*** Excerpted passage ***

I have an integration between a conversational AI and Genesys Cloud. An end user talks to the conversational AI. If the AI cannot answer the user's question, it escalates the conversation to Genesys Cloud and a human agent answers. The end user can now talk to the human agent, but the AI is still watching and facilitating the conversation.
When the conversation is ongoing, the AI can supply useful information to the agent on the fly. To display this information, I am using a Web Page component in a Script that runs in the agent's browser -
The web page has a URL like https://someAIUrlHere.com/usefulInfo/{{Scripter.Interaction ID}}
When this URL is hit, the AI returns a page that has additional useful information for the agent that is relevant to the current conversation.
But I'm not sure how I can make this page secure. I don't see any option on the Web Page component to add a header where I could pass a secret key or something.
So, as it stands, the AI has no good way of knowing that the request indeed came from Genesys. A malicious user could enter that same URL in their browser and get the results from the AI.
The best I think I can do is to include additional fields in the URL, such as the agent ID and the script ID, which make it impractical for the URL to be guessed unless the malicious user has some level of access to Genesys and knows what script is invoked and what the agent ID and interaction ID are. However, if the URL is leaked in some way (through server logs, for example), then anyone can access it.
Good morning Wesley, thanks for joining us on the forum!
There is no relationship between the Genesys Cloud app and the page that gets loaded in the iframe; they are intentionally isolated from one another. You can pass data in the path and query string, but it is technically impossible in a web browser environment for a trust to exist between your app and the Genesys Cloud app. Your app must establish its own trust with the user. The page that's getting loaded in the iframe must be responsible for its own security and must be authorized by users visiting it using whatever means are appropriate for your users.
The only thing Genesys can offer you in this regard is Genesys Cloud Authorization used to authorize 3rd party apps to use the Genesys Cloud API. This method would allow your app to be authorized and given a Genesys Cloud auth token so you can verify the identify of the user using your app by making an API request with the token to the Genesys Cloud API. You can then know who the user is and restrict access within your app accordingly. There are various OAuth flows available depending on the architecture of your application.
If you have your own identity provider you'd like to use to authorize your users, you can of course use that as well. The basic concept is generally the same no matter what identity provider you're using; the user authenticates with the IDP and the IDP provides your app with a token to prove that it's been authorized by a known and allowed user.

*** Study material ***

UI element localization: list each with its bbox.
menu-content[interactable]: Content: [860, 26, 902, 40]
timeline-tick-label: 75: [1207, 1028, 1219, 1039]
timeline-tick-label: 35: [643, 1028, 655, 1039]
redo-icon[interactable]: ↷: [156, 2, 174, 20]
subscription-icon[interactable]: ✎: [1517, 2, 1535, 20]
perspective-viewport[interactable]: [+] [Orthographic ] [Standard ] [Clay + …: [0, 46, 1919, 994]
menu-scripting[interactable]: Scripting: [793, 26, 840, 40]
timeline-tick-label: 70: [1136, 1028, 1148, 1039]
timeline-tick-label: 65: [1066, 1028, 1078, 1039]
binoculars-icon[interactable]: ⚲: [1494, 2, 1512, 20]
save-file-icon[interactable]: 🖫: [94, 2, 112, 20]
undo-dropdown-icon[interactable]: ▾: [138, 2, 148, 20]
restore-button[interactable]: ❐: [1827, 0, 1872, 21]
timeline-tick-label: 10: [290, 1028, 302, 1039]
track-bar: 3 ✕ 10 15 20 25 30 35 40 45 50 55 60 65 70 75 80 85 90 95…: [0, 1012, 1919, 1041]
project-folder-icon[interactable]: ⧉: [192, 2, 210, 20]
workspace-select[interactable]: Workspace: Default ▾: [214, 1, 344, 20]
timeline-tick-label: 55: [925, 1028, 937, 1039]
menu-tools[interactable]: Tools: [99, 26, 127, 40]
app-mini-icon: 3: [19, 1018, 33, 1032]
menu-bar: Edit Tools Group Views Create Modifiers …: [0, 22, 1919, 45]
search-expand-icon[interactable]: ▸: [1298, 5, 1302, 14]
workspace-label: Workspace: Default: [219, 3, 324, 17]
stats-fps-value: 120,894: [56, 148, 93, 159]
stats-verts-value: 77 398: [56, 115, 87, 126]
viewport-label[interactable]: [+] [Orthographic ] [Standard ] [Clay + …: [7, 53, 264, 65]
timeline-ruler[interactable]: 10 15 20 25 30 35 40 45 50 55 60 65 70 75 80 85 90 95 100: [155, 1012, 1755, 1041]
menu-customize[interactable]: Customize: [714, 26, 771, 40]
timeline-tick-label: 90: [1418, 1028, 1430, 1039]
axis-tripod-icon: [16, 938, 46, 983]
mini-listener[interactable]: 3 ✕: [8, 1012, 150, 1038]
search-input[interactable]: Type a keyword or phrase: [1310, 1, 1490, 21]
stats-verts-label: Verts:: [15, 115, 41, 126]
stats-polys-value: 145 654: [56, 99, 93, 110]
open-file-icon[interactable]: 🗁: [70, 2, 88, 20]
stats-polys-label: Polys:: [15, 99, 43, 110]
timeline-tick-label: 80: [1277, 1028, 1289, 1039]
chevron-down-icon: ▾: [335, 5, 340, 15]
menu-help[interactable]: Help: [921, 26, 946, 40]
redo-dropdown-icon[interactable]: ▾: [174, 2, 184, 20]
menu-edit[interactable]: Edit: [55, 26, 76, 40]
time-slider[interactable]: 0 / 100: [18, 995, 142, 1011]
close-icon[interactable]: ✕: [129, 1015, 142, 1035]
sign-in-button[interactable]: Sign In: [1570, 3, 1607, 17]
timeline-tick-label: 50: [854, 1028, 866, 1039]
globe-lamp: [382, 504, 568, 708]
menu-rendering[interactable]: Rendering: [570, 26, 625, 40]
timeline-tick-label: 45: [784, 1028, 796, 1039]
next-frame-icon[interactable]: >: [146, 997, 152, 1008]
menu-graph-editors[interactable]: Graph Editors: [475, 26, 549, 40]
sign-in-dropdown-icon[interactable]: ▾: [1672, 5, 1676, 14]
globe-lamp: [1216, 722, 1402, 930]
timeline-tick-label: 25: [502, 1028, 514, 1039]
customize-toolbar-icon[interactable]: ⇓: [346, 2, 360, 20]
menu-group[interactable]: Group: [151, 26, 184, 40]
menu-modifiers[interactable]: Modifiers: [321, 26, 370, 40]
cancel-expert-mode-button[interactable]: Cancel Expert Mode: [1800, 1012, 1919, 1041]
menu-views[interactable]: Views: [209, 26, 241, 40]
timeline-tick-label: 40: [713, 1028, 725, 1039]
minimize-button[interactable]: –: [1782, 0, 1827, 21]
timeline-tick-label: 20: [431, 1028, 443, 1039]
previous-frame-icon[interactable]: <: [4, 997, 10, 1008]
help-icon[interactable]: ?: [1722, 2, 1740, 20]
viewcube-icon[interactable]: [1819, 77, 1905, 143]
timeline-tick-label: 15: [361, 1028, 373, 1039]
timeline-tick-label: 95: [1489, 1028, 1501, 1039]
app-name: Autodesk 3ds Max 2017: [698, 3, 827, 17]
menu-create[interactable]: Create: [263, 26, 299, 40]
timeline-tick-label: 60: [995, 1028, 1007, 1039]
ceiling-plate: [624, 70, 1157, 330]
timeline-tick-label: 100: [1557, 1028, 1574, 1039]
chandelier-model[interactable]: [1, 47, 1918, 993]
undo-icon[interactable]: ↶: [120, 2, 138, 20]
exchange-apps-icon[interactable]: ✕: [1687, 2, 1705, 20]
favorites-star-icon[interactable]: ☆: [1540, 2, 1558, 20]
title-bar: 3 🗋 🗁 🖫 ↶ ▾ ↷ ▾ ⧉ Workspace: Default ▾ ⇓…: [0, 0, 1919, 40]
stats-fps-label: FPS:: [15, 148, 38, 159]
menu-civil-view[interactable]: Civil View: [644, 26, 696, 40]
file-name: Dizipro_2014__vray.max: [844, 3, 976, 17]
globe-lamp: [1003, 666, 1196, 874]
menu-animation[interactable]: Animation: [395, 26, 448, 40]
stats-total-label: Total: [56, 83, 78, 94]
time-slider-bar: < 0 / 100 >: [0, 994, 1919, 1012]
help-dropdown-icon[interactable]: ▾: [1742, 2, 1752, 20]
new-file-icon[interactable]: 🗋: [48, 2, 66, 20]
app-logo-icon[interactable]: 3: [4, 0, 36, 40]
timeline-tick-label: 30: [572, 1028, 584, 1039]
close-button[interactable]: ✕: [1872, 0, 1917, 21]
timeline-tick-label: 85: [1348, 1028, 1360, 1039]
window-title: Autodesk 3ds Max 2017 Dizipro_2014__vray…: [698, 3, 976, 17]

***

Apply what you read:
a – Based on the Genesys Cloud forum thread, answer yes or no to each statement and quote the exact words that decide it. (i) The Web Page component offers an option to add a header carrying a secret key. (ii) The page loaded in the iframe must be responsible for its own security. (iii) Genesys Cloud Authorization can give a third-party app a Genesys Cloud auth token.
b – Pick up the Genesys Cloud forum thread after its final sentence and continue it.
The material is not needed for the work on the Genesys Cloud forum thread.

Responses per task:
a –
(i) No: "I don't see any option on the Web Page component to add a header where I could pass a secret key or something."
(ii) Yes: "The page that's getting loaded in the iframe must be responsible for its own security"
(iii) Yes: "This method would allow your app to be authorized and given a Genesys Cloud auth token"

b –
Implementing authentication for individual users is unfortunately not feasible for us. I tried using a Web Services Data Action on page load to achieve this, but ran into "Blocked a frame with origin xyz from accessing a cross-origin frame", as was expected. I will see what I can manage with the current capabilities of the Genesys Cloud app. There are other dynamically generated values such as the Agent Communication ID that may be useful, than the static script ID.
However, I should mention that perhaps a header could be added to the Web Page request and isolation still maintained between the two apps. Salesforce, for example, takes a slightly more tightly coupled approach with its Canvas Apps. There, the initial web page request (similar to Genesys) is a POST with a signed payload that helps the receiving endpoint identify who the sender is (and it is an iframe within Salesforce). This may not be feasible for Genesys due to architectural design reasons, but a more loosely coupled design like allowing a POST with an initial payload / header fields might be feasible and quite useful too for similar scenarios.
I would recommend you submit your request about adding a header to our the Web Page to our Ideas portal. Our product managers will take a look at the feature request look at the overall popularity of the idea and then take it back to the engineering teams for feasibility.
Thanks,
John Carnell
Manager, Developer Engagement
John, thank you. I wish I could easily add an idea there, but it appears the Ideas portal is accessible only to Genesys employees or partners. My regular Genesys login credentials don't work with it. Right now I'm not in a position to have our Genesys account manager submit an idea on my behalf.